■ **Task details**: Quote each record exactly, please, leaving none out.

++++ Listed entries

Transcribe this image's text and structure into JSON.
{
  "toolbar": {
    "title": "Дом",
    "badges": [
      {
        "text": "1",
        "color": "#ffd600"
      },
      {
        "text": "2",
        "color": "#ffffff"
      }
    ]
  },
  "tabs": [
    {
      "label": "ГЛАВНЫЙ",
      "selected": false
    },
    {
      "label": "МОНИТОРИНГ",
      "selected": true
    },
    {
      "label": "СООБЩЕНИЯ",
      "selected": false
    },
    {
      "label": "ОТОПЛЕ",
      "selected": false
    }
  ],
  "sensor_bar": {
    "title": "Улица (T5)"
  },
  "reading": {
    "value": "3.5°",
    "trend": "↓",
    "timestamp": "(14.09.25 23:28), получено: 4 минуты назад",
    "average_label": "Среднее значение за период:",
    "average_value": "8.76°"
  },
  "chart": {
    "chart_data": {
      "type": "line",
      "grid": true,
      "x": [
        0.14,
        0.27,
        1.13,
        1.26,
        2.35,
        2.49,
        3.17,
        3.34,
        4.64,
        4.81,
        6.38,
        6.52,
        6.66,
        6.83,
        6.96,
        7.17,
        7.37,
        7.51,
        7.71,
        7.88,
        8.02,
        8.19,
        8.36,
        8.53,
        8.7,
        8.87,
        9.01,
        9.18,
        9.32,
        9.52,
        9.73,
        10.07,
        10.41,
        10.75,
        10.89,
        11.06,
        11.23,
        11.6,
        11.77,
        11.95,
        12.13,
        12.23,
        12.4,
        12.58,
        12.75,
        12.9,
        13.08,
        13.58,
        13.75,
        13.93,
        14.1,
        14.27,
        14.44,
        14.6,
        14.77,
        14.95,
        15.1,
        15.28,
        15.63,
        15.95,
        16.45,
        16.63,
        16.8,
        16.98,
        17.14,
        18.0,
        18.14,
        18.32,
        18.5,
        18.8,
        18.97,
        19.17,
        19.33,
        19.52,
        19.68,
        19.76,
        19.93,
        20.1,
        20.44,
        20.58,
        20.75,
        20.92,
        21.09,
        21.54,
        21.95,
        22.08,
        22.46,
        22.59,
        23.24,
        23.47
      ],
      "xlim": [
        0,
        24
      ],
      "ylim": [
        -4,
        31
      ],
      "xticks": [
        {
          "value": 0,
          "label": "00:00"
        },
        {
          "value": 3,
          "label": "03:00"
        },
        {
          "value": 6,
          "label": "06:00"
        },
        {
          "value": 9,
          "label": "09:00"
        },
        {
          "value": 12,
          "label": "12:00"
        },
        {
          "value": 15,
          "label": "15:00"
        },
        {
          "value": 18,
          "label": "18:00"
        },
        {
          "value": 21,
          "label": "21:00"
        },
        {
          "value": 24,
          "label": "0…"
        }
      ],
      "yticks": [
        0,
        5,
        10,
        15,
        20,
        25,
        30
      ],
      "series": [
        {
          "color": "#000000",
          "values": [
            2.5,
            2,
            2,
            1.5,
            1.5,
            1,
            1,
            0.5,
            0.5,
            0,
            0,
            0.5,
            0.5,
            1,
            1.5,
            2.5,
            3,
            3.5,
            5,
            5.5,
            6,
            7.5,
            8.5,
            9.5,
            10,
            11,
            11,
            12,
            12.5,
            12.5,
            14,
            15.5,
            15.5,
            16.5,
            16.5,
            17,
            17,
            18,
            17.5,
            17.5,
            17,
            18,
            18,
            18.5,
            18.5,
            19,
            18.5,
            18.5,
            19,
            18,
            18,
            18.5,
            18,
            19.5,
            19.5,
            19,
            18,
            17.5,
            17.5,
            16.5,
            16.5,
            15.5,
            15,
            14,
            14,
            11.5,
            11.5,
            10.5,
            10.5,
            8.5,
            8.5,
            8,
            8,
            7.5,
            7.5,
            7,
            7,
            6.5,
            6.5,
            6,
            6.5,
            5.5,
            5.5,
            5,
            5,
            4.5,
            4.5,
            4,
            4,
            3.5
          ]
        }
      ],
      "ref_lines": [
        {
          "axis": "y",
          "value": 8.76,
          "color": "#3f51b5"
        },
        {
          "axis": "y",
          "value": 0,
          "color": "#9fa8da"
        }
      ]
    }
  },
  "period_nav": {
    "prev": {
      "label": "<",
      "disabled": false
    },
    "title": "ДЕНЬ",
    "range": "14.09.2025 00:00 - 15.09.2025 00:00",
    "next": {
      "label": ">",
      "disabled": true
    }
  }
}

++++++++

■ **Task solution**:
Transcribe this image's text and structure into JSON.
{
  "toolbar": {
    "title": "Дом",
    "badges": [
      {
        "text": "1",
        "color": "#ffd600"
      },
      {
        "text": "2",
        "color": "#ffffff"
      }
    ]
  },
  "tabs": [
    {
      "label": "ГЛАВНЫЙ",
      "selected": false
    },
    {
      "label": "МОНИТОРИНГ",
      "selected": true
    },
    {
      "label": "СООБЩЕНИЯ",
      "selected": false
    },
    {
      "label": "ОТОПЛЕ",
      "selected": false
    }
  ],
  "sensor_bar": {
    "title": "Улица (T5)"
  },
  "reading": {
    "value": "3.5°",
    "trend": "↓",
    "timestamp": "(14.09.25 23:28), получено: 4 минуты назад",
    "average_label": "Среднее значение за период:",
    "average_value": "8.76°"
  },
  "chart": {
    "chart_data": {
      "type": "line",
      "grid": true,
      "x": [
        0.14,
        0.27,
        1.13,
        1.26,
        2.35,
        2.49,
        3.17,
        3.34,
        4.64,
        4.81,
        6.38,
        6.52,
        6.66,
        6.83,
        6.96,
        7.17,
        7.37,
        7.51,
        7.71,
        7.88,
        8.02,
        8.19,
        8.36,
        8.53,
        8.7,
        8.87,
        9.01,
        9.18,
        9.32,
        9.52,
        9.73,
        10.07,
        10.41,
        10.75,
        10.89,
        11.06,
        11.23,
        11.6,
        11.77,
        11.95,
        12.13,
        12.23,
        12.4,
        12.58,
        12.75,
        12.9,
        13.08,
        13.58,
        13.75,
        13.93,
        14.1,
        14.27,
        14.44,
        14.6,
        14.77,
        14.95,
        15.1,
        15.28,
        15.63,
        15.95,
        16.45,
        16.63,
        16.8,
        16.98,
        17.14,
        18.0,
        18.14,
        18.32,
        18.5,
        18.8,
        18.97,
        19.17,
        19.33,
        19.52,
        19.68,
        19.76,
        19.93,
        20.1,
        20.44,
        20.58,
        20.75,
        20.92,
        21.09,
        21.54,
        21.95,
        22.08,
        22.46,
        22.59,
        23.24,
        23.47
      ],
      "xlim": [
        0,
        24
      ],
      "ylim": [
        -4,
        31
      ],
      "xticks": [
        {
          "value": 0,
          "label": "00:00"
        },
        {
          "value": 3,
          "label": "03:00"
        },
        {
          "value": 6,
          "label": "06:00"
        },
        {
          "value": 9,
          "label": "09:00"
        },
        {
          "value": 12,
          "label": "12:00"
        },
        {
          "value": 15,
          "label": "15:00"
        },
        {
          "value": 18,
          "label": "18:00"
        },
        {
          "value": 21,
          "label": "21:00"
        },
        {
          "value": 24,
          "label": "0…"
        }
      ],
      "yticks": [
        0,
        5,
        10,
        15,
        20,
        25,
        30
      ],
      "series": [
        {
          "color": "#000000",
          "values": [
            2.5,
            2,
            2,
            1.5,
            1.5,
            1,
            1,
            0.5,
            0.5,
            0,
            0,
            0.5,
            0.5,
            1,
            1.5,
            2.5,
            3,
            3.5,
            5,
            5.5,
            6,
            7.5,
            8.5,
            9.5,
            10,
            11,
            11,
            12,
            12.5,
            12.5,
            14,
            15.5,
            15.5,
            16.5,
            16.5,
            17,
            17,
            18,
            17.5,
            17.5,
            17,
            18,
            18,
            18.5,
            18.5,
            19,
            18.5,
            18.5,
            19,
            18,
            18,
            18.5,
            18,
            19.5,
            19.5,
            19,
            18,
            17.5,
            17.5,
            16.5,
            16.5,
            15.5,
            15,
            14,
            14,
            11.5,
            11.5,
            10.5,
            10.5,
            8.5,
            8.5,
            8,
            8,
            7.5,
            7.5,
            7,
            7,
            6.5,
            6.5,
            6,
            6.5,
            5.5,
            5.5,
            5,
            5,
            4.5,
            4.5,
            4,
            4,
            3.5
          ]
        }
      ],
      "ref_lines": [
        {
          "axis": "y",
          "value": 8.76,
          "color": "#3f51b5"
        },
        {
          "axis": "y",
          "value": 0,
          "color": "#9fa8da"
        }
      ]
    }
  },
  "period_nav": {
    "prev": {
      "label": "<",
      "disabled": false
    },
    "title": "ДЕНЬ",
    "range": "14.09.2025 00:00 - 15.09.2025 00:00",
    "next": {
      "label": ">",
      "disabled": true
    }
  }
}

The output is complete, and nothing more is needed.